··· DATA ENTRIES

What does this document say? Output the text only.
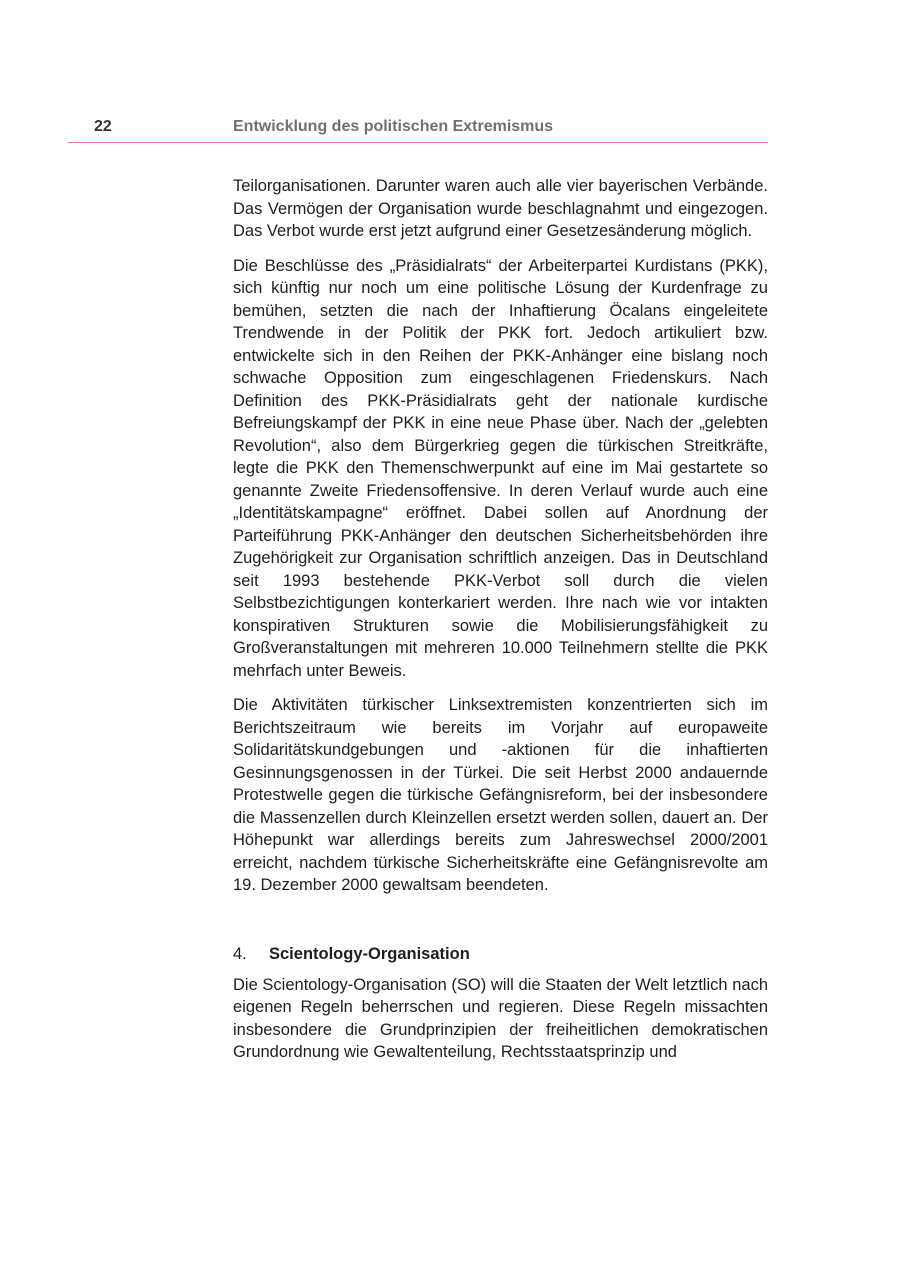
22	Entwicklung des politischen Extremismus

Teilorganisationen. Darunter waren auch alle vier bayerischen Verbände. Das Vermögen der Organisation wurde beschlagnahmt und eingezogen. Das Verbot wurde erst jetzt aufgrund einer Gesetzesänderung möglich.

Die Beschlüsse des „Präsidialrats“ der Arbeiterpartei Kurdistans (PKK), sich künftig nur noch um eine politische Lösung der Kurdenfrage zu bemühen, setzten die nach der Inhaftierung Öcalans eingeleitete Trendwende in der Politik der PKK fort. Jedoch artikuliert bzw. entwickelte sich in den Reihen der PKK-Anhänger eine bislang noch schwache Opposition zum eingeschlagenen Friedenskurs. Nach Definition des PKK-Präsidialrats geht der nationale kurdische Befreiungskampf der PKK in eine neue Phase über. Nach der „gelebten Revolution“, also dem Bürgerkrieg gegen die türkischen Streitkräfte, legte die PKK den Themenschwerpunkt auf eine im Mai gestartete so genannte Zweite Friedensoffensive. In deren Verlauf wurde auch eine „Identitätskampagne“ eröffnet. Dabei sollen auf Anordnung der Parteiführung PKK-Anhänger den deutschen Sicherheitsbehörden ihre Zugehörigkeit zur Organisation schriftlich anzeigen. Das in Deutschland seit 1993 bestehende PKK-Verbot soll durch die vielen Selbstbezichtigungen konterkariert werden. Ihre nach wie vor intakten konspirativen Strukturen sowie die Mobilisierungsfähigkeit zu Großveranstaltungen mit mehreren 10.000 Teilnehmern stellte die PKK mehrfach unter Beweis.

Die Aktivitäten türkischer Linksextremisten konzentrierten sich im Berichtszeitraum wie bereits im Vorjahr auf europaweite Solidaritätskundgebungen und -aktionen für die inhaftierten Gesinnungsgenossen in der Türkei. Die seit Herbst 2000 andauernde Protestwelle gegen die türkische Gefängnisreform, bei der insbesondere die Massenzellen durch Kleinzellen ersetzt werden sollen, dauert an. Der Höhepunkt war allerdings bereits zum Jahreswechsel 2000/2001 erreicht, nachdem türkische Sicherheitskräfte eine Gefängnisrevolte am 19. Dezember 2000 gewaltsam beendeten.

4.	Scientology-Organisation

Die Scientology-Organisation (SO) will die Staaten der Welt letztlich nach eigenen Regeln beherrschen und regieren. Diese Regeln missachten insbesondere die Grundprinzipien der freiheitlichen demokratischen Grundordnung wie Gewaltenteilung, Rechtsstaatsprinzip und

······

Review the material and copy each line in which the word "sich" appears.

SOLVED PROBLEM »
Die Beschlüsse des „Präsidialrats“ der Arbeiterpartei Kurdistans (PKK), sich künftig nur noch um eine politische Lösung der Kurdenfrage zu bemühen, setzten die nach der Inhaftierung Öcalans eingeleitete Trendwende in der Politik der PKK fort. Jedoch artikuliert bzw. entwickelte sich in den Reihen der PKK-Anhänger eine bislang noch schwache Opposition zum eingeschlagenen Friedenskurs. Nach Definition des PKK-Präsidialrats geht der nationale kurdische Befreiungskampf der PKK in eine neue Phase über. Nach der „gelebten Revolution“, also dem Bürgerkrieg gegen die türkischen Streitkräfte, legte die PKK den Themenschwerpunkt auf eine im Mai gestartete so genannte Zweite Friedensoffensive. In deren Verlauf wurde auch eine „Identitätskampagne“ eröffnet. Dabei sollen auf Anordnung der Parteiführung PKK-Anhänger den deutschen Sicherheitsbehörden ihre Zugehörigkeit zur Organisation schriftlich anzeigen. Das in Deutschland seit 1993 bestehende PKK-Verbot soll durch die vielen Selbstbezichtigungen konterkariert werden. Ihre nach wie vor intakten konspirativen Strukturen sowie die Mobilisierungsfähigkeit zu Großveranstaltungen mit mehreren 10.000 Teilnehmern stellte die PKK mehrfach unter Beweis.
Die Aktivitäten türkischer Linksextremisten konzentrierten sich im Berichtszeitraum wie bereits im Vorjahr auf europaweite Solidaritätskundgebungen und -aktionen für die inhaftierten Gesinnungsgenossen in der Türkei. Die seit Herbst 2000 andauernde Protestwelle gegen die türkische Gefängnisreform, bei der insbesondere die Massenzellen durch Kleinzellen ersetzt werden sollen, dauert an. Der Höhepunkt war allerdings bereits zum Jahreswechsel 2000/2001 erreicht, nachdem türkische Sicherheitskräfte eine Gefängnisrevolte am 19. Dezember 2000 gewaltsam beendeten.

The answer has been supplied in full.